Collected data:
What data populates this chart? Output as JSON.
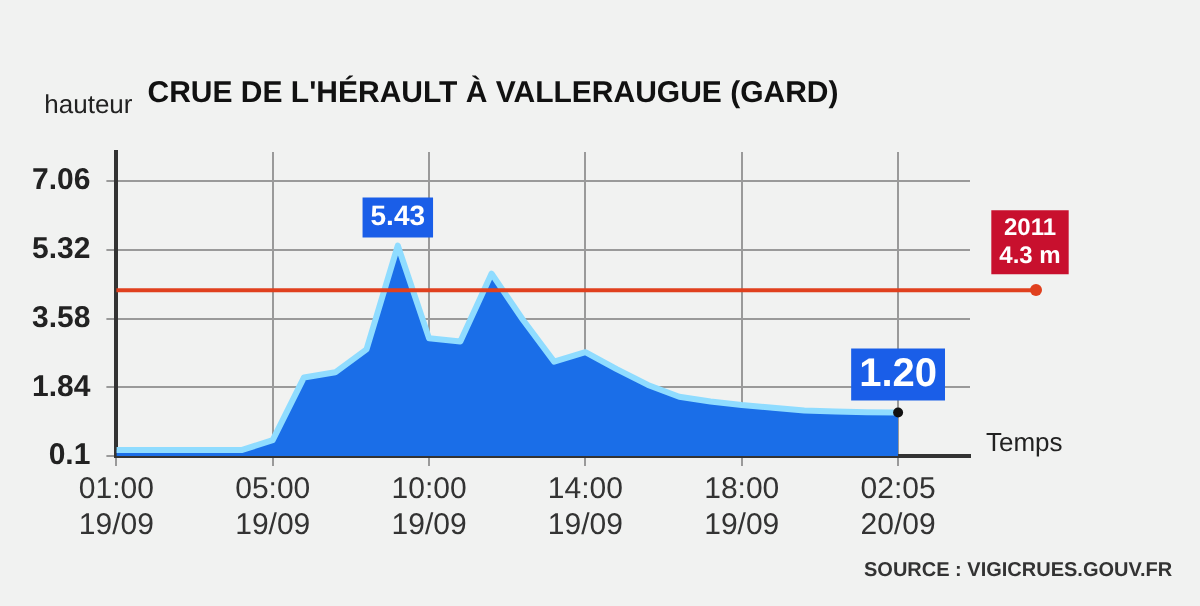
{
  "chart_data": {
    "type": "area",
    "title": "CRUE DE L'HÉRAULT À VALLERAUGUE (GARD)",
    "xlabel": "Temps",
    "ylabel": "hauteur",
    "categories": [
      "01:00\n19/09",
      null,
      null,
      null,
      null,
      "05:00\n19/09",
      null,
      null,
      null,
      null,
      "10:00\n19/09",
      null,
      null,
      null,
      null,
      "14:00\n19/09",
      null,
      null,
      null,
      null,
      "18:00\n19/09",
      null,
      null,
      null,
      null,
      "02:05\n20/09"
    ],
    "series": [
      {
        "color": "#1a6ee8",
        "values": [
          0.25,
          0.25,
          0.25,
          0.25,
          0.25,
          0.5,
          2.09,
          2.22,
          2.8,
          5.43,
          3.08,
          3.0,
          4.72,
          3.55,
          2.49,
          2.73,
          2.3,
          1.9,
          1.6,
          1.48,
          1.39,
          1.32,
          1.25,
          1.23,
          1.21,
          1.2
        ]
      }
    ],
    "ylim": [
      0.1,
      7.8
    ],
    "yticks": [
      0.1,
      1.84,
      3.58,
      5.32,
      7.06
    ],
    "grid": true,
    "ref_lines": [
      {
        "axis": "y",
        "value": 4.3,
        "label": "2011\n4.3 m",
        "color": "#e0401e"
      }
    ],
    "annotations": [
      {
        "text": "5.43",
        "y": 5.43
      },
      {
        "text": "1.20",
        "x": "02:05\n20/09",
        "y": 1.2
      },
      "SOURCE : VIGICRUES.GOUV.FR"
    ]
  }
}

# [Requirement]
Copy out the data above exactly, except the pictures.

# [Task solution]
What data populates this chart? Output as JSON.
{
  "chart_data": {
    "type": "area",
    "title": "CRUE DE L'HÉRAULT À VALLERAUGUE (GARD)",
    "xlabel": "Temps",
    "ylabel": "hauteur",
    "categories": [
      "01:00\n19/09",
      null,
      null,
      null,
      null,
      "05:00\n19/09",
      null,
      null,
      null,
      null,
      "10:00\n19/09",
      null,
      null,
      null,
      null,
      "14:00\n19/09",
      null,
      null,
      null,
      null,
      "18:00\n19/09",
      null,
      null,
      null,
      null,
      "02:05\n20/09"
    ],
    "series": [
      {
        "color": "#1a6ee8",
        "values": [
          0.25,
          0.25,
          0.25,
          0.25,
          0.25,
          0.5,
          2.09,
          2.22,
          2.8,
          5.43,
          3.08,
          3.0,
          4.72,
          3.55,
          2.49,
          2.73,
          2.3,
          1.9,
          1.6,
          1.48,
          1.39,
          1.32,
          1.25,
          1.23,
          1.21,
          1.2
        ]
      }
    ],
    "ylim": [
      0.1,
      7.8
    ],
    "yticks": [
      0.1,
      1.84,
      3.58,
      5.32,
      7.06
    ],
    "grid": true,
    "ref_lines": [
      {
        "axis": "y",
        "value": 4.3,
        "label": "2011\n4.3 m",
        "color": "#e0401e"
      }
    ],
    "annotations": [
      {
        "text": "5.43",
        "y": 5.43
      },
      {
        "text": "1.20",
        "x": "02:05\n20/09",
        "y": 1.2
      },
      "SOURCE : VIGICRUES.GOUV.FR"
    ]
  }
}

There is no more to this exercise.